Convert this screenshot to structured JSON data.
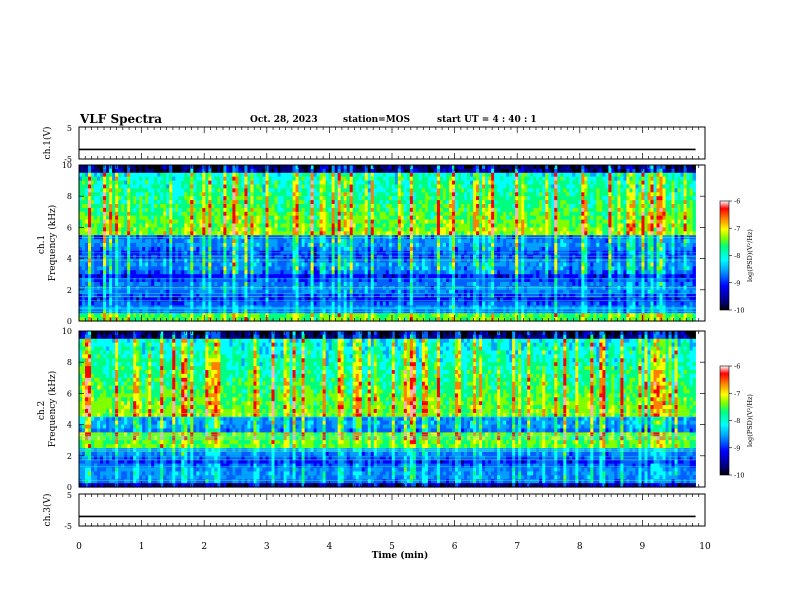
{
  "header": {
    "title": "VLF Spectra",
    "date": "Oct. 28, 2023",
    "station": "station=MOS",
    "start": "start  UT =   4 : 40 : 1"
  },
  "chart_data": [
    {
      "type": "line",
      "name": "ch1-waveform",
      "ylabel": "ch.1(V)",
      "ylim": [
        -5,
        5
      ],
      "ytick_labels": [
        "5",
        "-5"
      ],
      "level": -2,
      "xlim": [
        0,
        10
      ]
    },
    {
      "type": "heatmap",
      "name": "ch1-spectrogram",
      "ylabel": "ch.1\nFrequency (kHz)",
      "ylim": [
        0,
        10
      ],
      "yticks": [
        0,
        2,
        4,
        6,
        8,
        10
      ],
      "xlim": [
        0,
        10
      ],
      "data_extent_min": 9.85,
      "colorbar": {
        "label": "log(PSD)(V²/Hz)",
        "range": [
          -10,
          -6
        ],
        "ticks": [
          -6,
          -7,
          -8,
          -9,
          -10
        ]
      }
    },
    {
      "type": "heatmap",
      "name": "ch2-spectrogram",
      "ylabel": "ch.2\nFrequency (kHz)",
      "ylim": [
        0,
        10
      ],
      "yticks": [
        0,
        2,
        4,
        6,
        8,
        10
      ],
      "xlim": [
        0,
        10
      ],
      "data_extent_min": 9.85,
      "colorbar": {
        "label": "log(PSD)(V²/Hz)",
        "range": [
          -10,
          -6
        ],
        "ticks": [
          -6,
          -7,
          -8,
          -9,
          -10
        ]
      }
    },
    {
      "type": "line",
      "name": "ch3-waveform",
      "ylabel": "ch.3(V)",
      "ylim": [
        -5,
        5
      ],
      "ytick_labels": [
        "5",
        "-5"
      ],
      "level": -2,
      "xlim": [
        0,
        10
      ]
    }
  ],
  "xaxis": {
    "label": "Time (min)",
    "ticks": [
      0,
      1,
      2,
      3,
      4,
      5,
      6,
      7,
      8,
      9,
      10
    ]
  },
  "colors": {
    "frame": "#000000",
    "colormap": [
      "#00007f",
      "#0000ff",
      "#00a0ff",
      "#00ffff",
      "#00ff7f",
      "#7fff00",
      "#ffff00",
      "#ff7f00",
      "#ff0000",
      "#ffffff"
    ]
  }
}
========================================
BRIEF
Make a word-for-word copy of the entries, without any pictures.

TASK RESPONSE
Convert this screenshot to structured JSON data.
{
  "header": {
    "title": "VLF Spectra",
    "date": "Oct. 28, 2023",
    "station": "station=MOS",
    "start": "start  UT =   4 : 40 : 1"
  },
  "chart_data": [
    {
      "type": "line",
      "name": "ch1-waveform",
      "ylabel": "ch.1(V)",
      "ylim": [
        -5,
        5
      ],
      "ytick_labels": [
        "5",
        "-5"
      ],
      "level": -2,
      "xlim": [
        0,
        10
      ]
    },
    {
      "type": "heatmap",
      "name": "ch1-spectrogram",
      "ylabel": "ch.1\nFrequency (kHz)",
      "ylim": [
        0,
        10
      ],
      "yticks": [
        0,
        2,
        4,
        6,
        8,
        10
      ],
      "xlim": [
        0,
        10
      ],
      "data_extent_min": 9.85,
      "colorbar": {
        "label": "log(PSD)(V²/Hz)",
        "range": [
          -10,
          -6
        ],
        "ticks": [
          -6,
          -7,
          -8,
          -9,
          -10
        ]
      }
    },
    {
      "type": "heatmap",
      "name": "ch2-spectrogram",
      "ylabel": "ch.2\nFrequency (kHz)",
      "ylim": [
        0,
        10
      ],
      "yticks": [
        0,
        2,
        4,
        6,
        8,
        10
      ],
      "xlim": [
        0,
        10
      ],
      "data_extent_min": 9.85,
      "colorbar": {
        "label": "log(PSD)(V²/Hz)",
        "range": [
          -10,
          -6
        ],
        "ticks": [
          -6,
          -7,
          -8,
          -9,
          -10
        ]
      }
    },
    {
      "type": "line",
      "name": "ch3-waveform",
      "ylabel": "ch.3(V)",
      "ylim": [
        -5,
        5
      ],
      "ytick_labels": [
        "5",
        "-5"
      ],
      "level": -2,
      "xlim": [
        0,
        10
      ]
    }
  ],
  "xaxis": {
    "label": "Time (min)",
    "ticks": [
      0,
      1,
      2,
      3,
      4,
      5,
      6,
      7,
      8,
      9,
      10
    ]
  },
  "colors": {
    "frame": "#000000",
    "colormap": [
      "#00007f",
      "#0000ff",
      "#00a0ff",
      "#00ffff",
      "#00ff7f",
      "#7fff00",
      "#ffff00",
      "#ff7f00",
      "#ff0000",
      "#ffffff"
    ]
  }
}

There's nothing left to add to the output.